#### Goal:
Gather every line in the material that contains the word "false" and copy each one out in full. Match case exactly.

#### Items:
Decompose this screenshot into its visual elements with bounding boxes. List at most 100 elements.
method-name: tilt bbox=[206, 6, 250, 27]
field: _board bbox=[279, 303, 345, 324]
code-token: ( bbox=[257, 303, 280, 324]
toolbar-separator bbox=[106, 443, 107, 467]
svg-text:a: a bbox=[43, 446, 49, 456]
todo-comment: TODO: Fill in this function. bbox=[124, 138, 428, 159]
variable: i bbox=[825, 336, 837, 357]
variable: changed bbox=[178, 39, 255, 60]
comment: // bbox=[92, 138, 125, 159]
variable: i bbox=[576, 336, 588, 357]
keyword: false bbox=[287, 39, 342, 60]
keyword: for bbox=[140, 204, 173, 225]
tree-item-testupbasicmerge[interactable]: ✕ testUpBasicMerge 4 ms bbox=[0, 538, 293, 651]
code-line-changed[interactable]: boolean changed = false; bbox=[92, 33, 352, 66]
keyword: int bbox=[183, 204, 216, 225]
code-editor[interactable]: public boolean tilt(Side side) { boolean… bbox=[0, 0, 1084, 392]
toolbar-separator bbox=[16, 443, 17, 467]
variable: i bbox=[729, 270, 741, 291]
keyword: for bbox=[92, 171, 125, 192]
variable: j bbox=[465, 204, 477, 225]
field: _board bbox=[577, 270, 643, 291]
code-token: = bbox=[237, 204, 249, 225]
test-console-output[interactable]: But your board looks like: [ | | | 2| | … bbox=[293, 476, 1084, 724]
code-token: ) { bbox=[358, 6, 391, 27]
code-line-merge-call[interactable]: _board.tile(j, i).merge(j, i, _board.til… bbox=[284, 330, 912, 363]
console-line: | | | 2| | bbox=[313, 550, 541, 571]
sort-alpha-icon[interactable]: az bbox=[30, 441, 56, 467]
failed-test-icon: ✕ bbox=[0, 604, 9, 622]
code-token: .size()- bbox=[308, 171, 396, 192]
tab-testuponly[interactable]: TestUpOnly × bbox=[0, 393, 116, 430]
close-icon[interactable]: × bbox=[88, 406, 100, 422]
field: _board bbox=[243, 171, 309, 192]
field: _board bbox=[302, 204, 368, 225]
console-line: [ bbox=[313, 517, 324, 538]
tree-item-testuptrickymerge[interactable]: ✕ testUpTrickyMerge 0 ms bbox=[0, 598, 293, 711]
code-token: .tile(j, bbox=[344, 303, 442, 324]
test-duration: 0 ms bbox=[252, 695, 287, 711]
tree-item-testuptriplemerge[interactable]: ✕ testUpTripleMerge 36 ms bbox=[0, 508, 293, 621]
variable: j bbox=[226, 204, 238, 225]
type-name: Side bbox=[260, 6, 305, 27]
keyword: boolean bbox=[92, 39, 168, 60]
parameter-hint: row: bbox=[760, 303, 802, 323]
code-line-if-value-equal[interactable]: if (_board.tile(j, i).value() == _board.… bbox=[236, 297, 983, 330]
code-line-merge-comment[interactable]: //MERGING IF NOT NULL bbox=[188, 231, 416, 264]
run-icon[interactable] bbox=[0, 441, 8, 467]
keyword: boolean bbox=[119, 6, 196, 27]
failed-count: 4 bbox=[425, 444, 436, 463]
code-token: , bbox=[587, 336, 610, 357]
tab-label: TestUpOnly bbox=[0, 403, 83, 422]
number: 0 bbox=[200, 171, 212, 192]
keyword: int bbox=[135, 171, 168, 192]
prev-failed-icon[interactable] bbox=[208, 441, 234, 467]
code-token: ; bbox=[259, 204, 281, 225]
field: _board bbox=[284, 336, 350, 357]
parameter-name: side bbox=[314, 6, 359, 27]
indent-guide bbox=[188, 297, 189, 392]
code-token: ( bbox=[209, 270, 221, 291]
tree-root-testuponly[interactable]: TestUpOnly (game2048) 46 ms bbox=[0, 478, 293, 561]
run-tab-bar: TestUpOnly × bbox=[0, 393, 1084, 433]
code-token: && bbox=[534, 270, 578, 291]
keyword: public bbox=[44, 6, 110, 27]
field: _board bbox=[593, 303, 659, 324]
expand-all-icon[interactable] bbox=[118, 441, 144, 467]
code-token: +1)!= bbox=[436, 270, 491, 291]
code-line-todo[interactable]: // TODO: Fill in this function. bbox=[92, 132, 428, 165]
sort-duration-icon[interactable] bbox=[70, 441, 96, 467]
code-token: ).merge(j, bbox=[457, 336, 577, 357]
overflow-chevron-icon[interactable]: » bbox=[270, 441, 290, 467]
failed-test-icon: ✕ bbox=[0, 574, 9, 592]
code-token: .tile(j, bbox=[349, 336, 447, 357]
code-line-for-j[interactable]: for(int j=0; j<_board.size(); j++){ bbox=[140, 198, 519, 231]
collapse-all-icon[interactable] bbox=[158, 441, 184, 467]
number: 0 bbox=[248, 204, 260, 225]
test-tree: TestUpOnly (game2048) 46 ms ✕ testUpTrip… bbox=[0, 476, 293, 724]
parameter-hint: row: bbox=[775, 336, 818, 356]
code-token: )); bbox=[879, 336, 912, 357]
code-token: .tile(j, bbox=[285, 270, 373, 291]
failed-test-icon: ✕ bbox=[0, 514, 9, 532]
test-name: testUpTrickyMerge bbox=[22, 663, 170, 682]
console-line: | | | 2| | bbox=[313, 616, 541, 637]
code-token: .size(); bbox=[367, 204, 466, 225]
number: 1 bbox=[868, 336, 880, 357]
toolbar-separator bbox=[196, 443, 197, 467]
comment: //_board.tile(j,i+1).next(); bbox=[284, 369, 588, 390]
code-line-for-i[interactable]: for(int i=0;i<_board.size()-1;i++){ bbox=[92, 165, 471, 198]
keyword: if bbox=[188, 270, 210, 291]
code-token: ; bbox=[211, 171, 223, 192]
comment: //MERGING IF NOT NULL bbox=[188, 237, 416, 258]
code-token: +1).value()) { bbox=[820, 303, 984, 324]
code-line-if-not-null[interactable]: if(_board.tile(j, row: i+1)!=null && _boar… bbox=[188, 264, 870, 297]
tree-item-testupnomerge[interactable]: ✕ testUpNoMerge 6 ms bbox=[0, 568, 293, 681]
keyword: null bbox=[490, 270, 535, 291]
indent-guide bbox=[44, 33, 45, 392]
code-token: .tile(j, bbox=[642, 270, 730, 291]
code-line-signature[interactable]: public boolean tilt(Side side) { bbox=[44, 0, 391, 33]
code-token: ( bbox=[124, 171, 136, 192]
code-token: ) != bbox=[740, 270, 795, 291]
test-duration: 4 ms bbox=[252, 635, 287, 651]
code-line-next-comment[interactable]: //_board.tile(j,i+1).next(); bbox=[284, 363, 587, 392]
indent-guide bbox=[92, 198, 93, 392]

#### Response to this exercise:
keyword: false bbox=[287, 39, 342, 60]
code-line-changed[interactable]: boolean changed = false; bbox=[92, 33, 352, 66]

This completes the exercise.